Convention aside: if err != nil { return err } is verbose by design. The community accepts the boilerplate because it makes the unhappy path visible. In middleware, you often see if err != nil { http.Error(...); return }. Keep the error handling explicit.
Context is the backpack. Pack the user, pass the request.
Pitfalls and errors
Middleware has a few common traps.
Forgetting to call next is the most frequent mistake. If the middleware validates the token but omits next.ServeHTTP, the request hangs. The client waits for a response that never comes. The server logs show no error. The timeout kills the connection. Always ensure every path either writes a response or calls next.
Modifying the request directly can cause race conditions. The *Request object is shared. If you mutate headers or URL, you might affect other goroutines. Use r.WithContext for context changes. For other modifications, clone the request or use the provided methods.
Using string keys for context invites collisions. The compiler rejects cannot use "userID" (untyped string constant) as userIDKey value in argument if you try to use a string where a struct key is expected, but if you define your own retrieval function that accepts any, you can accidentally pass the wrong key. Stick to struct keys.
Order errors are subtle. If you have a rate-limiting middleware and an auth middleware, the order determines behavior. Rate-limiting before auth protects the auth service from brute force. Auth before rate-limiting means unauthenticated requests consume no rate limit budget. Think about the chain.
Convention aside: Public names start with a capital letter. Private names start lowercase. AuthMiddleware is exported so other packages can use it. isValidToken is private. If you need to share validation logic, export it or provide a constructor.
The worst middleware bug is the one that silently drops the request. Always log or return an error.
Testing middleware
Testing middleware requires httptest. You create a mock handler, wrap it with the middleware, and send a test request. You check the response status and body.
// TestAuthMiddleware verifies the middleware rejects invalid tokens and passes valid ones.
func TestAuthMiddleware(t *testing.T) {
// Create a dummy handler that always returns 200.
next := http.HandlerFunc(func(w http.ResponseWriter, r *http.Request) {
w.WriteHeader(http.StatusOK)

→ **Supplied material**:

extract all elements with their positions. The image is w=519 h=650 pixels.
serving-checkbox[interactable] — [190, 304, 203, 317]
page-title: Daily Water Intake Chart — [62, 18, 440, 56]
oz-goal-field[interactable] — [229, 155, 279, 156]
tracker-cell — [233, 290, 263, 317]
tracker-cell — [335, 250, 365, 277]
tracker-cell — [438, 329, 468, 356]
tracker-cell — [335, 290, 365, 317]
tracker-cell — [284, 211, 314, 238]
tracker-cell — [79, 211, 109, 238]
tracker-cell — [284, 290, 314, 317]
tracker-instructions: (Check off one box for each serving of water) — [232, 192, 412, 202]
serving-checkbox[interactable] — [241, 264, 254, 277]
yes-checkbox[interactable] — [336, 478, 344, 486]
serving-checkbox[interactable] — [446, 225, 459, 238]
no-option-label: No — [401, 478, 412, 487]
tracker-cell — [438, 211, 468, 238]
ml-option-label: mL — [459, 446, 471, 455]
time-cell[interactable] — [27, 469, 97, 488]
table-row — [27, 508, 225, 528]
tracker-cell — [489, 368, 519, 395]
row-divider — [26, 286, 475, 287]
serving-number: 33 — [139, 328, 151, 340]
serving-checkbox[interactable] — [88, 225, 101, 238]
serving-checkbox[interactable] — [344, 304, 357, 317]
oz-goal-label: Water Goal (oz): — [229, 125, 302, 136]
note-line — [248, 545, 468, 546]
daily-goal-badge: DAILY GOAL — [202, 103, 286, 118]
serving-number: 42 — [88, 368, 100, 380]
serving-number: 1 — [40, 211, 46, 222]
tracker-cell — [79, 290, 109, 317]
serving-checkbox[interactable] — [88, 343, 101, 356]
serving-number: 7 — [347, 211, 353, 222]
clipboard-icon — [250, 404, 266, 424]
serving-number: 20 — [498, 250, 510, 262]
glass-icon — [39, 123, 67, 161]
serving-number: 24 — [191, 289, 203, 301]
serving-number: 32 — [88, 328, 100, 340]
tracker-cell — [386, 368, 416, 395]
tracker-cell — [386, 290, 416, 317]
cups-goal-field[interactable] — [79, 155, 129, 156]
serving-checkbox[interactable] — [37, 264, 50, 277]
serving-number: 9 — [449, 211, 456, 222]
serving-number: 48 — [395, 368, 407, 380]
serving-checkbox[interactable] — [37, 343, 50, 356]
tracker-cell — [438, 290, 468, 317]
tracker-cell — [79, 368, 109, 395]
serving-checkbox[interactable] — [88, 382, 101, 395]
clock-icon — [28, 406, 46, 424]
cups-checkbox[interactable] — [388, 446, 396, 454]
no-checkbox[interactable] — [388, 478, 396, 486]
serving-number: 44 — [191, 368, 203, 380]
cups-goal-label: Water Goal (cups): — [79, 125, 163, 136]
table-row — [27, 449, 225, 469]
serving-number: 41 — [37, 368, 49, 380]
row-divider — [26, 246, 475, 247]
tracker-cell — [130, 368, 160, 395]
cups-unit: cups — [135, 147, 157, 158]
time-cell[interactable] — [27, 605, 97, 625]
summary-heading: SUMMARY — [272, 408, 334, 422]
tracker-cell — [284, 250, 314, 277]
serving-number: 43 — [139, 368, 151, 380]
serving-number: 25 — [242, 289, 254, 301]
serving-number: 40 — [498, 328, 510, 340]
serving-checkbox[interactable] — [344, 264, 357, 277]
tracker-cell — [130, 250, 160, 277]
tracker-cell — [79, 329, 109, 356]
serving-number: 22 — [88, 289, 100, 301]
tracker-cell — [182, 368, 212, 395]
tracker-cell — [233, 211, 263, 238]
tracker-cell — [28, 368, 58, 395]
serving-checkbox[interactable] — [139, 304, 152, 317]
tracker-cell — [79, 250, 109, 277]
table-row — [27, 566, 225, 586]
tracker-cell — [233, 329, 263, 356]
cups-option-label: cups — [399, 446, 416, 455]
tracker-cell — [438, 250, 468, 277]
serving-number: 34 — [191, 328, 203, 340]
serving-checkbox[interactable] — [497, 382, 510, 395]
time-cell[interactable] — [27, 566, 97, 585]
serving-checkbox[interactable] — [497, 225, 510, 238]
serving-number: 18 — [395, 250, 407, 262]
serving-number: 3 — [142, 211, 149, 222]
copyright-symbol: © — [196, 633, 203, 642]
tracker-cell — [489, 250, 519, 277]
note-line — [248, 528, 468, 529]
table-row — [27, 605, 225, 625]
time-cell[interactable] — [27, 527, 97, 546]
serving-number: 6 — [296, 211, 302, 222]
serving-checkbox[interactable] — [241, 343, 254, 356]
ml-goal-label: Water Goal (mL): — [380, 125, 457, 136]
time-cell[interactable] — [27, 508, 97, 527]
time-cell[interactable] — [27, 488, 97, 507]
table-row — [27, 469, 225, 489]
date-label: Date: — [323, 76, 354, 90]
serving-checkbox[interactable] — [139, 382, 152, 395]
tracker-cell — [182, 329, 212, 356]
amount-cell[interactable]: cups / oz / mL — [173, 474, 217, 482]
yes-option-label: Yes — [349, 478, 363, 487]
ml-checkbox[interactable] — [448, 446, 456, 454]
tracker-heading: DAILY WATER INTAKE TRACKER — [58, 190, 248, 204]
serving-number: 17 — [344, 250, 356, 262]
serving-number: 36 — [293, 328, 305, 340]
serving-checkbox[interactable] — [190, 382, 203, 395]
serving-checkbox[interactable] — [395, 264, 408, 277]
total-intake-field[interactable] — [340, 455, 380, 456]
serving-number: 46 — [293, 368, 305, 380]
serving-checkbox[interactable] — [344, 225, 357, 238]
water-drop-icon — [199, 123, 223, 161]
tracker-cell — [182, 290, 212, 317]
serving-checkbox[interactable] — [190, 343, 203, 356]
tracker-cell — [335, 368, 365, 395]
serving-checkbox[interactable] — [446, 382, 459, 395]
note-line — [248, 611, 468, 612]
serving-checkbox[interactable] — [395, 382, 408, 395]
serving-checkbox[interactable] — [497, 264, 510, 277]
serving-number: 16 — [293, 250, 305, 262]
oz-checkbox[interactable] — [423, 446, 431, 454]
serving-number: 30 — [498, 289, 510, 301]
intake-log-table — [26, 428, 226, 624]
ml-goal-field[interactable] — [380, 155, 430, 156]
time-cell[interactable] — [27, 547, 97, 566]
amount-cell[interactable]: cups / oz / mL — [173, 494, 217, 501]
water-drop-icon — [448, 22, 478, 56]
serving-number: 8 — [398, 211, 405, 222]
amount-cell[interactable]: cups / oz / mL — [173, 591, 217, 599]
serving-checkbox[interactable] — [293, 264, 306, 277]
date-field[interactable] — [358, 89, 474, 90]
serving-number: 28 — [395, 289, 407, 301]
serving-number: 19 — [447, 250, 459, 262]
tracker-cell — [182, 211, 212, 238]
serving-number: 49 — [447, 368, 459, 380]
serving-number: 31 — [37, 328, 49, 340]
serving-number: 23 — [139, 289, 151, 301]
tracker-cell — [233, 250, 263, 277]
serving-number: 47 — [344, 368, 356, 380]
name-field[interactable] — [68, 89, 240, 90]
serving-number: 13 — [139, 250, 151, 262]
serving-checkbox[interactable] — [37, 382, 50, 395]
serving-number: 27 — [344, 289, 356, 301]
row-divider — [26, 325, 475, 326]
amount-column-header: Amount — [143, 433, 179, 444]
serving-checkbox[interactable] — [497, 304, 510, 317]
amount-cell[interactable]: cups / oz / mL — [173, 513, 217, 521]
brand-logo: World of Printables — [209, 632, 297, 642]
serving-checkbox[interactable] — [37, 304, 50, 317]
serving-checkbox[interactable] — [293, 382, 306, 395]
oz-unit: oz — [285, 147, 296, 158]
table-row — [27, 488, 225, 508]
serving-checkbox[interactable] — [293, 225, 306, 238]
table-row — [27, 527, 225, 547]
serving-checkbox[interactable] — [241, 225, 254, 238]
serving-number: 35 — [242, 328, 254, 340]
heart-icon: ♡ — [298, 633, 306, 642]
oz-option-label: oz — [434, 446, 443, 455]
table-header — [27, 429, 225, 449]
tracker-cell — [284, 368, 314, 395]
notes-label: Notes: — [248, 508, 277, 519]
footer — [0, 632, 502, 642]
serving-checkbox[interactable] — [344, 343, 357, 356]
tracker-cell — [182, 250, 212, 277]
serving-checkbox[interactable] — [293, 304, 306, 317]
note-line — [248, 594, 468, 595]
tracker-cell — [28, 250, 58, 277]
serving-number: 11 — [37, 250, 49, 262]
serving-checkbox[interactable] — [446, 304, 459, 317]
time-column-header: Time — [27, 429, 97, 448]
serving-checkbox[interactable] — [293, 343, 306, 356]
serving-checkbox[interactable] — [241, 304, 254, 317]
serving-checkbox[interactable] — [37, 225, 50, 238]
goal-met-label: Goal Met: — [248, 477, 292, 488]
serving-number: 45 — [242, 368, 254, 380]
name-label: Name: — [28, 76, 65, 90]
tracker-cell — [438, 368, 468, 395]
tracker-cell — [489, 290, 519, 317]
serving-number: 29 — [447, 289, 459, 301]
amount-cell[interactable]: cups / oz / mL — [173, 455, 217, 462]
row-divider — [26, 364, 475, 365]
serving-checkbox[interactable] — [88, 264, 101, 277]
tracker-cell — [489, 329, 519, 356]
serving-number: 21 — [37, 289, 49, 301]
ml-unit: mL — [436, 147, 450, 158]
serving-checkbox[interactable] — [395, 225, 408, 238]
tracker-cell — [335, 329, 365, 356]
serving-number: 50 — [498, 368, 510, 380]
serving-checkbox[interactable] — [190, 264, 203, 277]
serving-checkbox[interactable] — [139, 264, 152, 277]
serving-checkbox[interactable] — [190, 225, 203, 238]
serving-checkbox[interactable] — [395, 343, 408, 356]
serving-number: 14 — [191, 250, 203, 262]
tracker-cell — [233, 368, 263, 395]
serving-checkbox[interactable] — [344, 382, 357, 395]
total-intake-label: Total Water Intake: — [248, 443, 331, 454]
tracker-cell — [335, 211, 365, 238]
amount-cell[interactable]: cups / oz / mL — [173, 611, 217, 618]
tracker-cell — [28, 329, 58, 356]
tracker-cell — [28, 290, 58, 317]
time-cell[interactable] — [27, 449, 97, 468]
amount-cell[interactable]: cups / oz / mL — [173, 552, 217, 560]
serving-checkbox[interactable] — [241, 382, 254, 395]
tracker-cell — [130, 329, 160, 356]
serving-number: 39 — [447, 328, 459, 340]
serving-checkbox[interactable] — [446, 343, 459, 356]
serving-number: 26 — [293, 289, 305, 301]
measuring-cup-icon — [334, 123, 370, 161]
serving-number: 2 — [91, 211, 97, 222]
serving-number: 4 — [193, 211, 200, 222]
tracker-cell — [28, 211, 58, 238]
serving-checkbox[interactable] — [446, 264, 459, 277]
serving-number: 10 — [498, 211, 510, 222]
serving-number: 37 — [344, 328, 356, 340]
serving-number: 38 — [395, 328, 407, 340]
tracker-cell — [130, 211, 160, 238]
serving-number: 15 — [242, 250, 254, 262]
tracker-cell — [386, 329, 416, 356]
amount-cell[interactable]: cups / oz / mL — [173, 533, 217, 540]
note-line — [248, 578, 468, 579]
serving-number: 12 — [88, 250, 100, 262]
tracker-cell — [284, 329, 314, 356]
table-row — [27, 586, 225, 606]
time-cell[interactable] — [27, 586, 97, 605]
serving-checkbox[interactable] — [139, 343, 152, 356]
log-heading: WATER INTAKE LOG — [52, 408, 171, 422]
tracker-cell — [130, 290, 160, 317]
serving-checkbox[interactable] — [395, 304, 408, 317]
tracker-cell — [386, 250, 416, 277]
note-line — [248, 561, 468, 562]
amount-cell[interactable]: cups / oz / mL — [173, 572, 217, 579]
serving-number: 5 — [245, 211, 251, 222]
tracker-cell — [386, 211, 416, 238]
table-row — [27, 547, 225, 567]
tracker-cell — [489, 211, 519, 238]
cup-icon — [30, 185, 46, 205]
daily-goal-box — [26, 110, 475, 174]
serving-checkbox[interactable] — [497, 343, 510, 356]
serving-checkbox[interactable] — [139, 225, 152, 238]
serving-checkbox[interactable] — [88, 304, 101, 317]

→ **Problems to work on**:
1. According to the Go middleware text, what happens to the request when middleware validates the token but omits next.ServeHTTP?
2. Continue the Go middleware text from the point where it stops.
The records have nothing to do with the Go middleware text.

→ **Answers below**:
1. The request hangs.

2.
})
// Wrap the handler with the middleware.
handler := AuthMiddleware(next)
// Test case: invalid token.
req := httptest.NewRequest(http.MethodGet, "/protected", nil)
req.Header.Set("Authorization", "bad-token")
rr := httptest.NewRecorder()
handler.ServeHTTP(rr, req)
if rr.Code != http.StatusUnauthorized {
t.Errorf("expected 401, got %d", rr.Code)
}
// Test case: valid token.
req2 := httptest.NewRequest(http.MethodGet, "/protected", nil)
req2.Header.Set("Authorization", "valid-token")
rr2 := httptest.NewRecorder()
handler.ServeHTTP(rr2, req2)
if rr2.Code != http.StatusOK {
t.Errorf("expected 200, got %d", rr2.Code)
}
}
The httptest.NewRecorder captures the response. You can check rr.Code, rr.Body, and headers. The test covers both paths: rejection and acceptance. This ensures the middleware behaves correctly without running a full server.
Test the wrapper, not just the wrapped.
When to use middleware
Middleware is a powerful pattern, but it is not always the right tool. Use the right structure for the job.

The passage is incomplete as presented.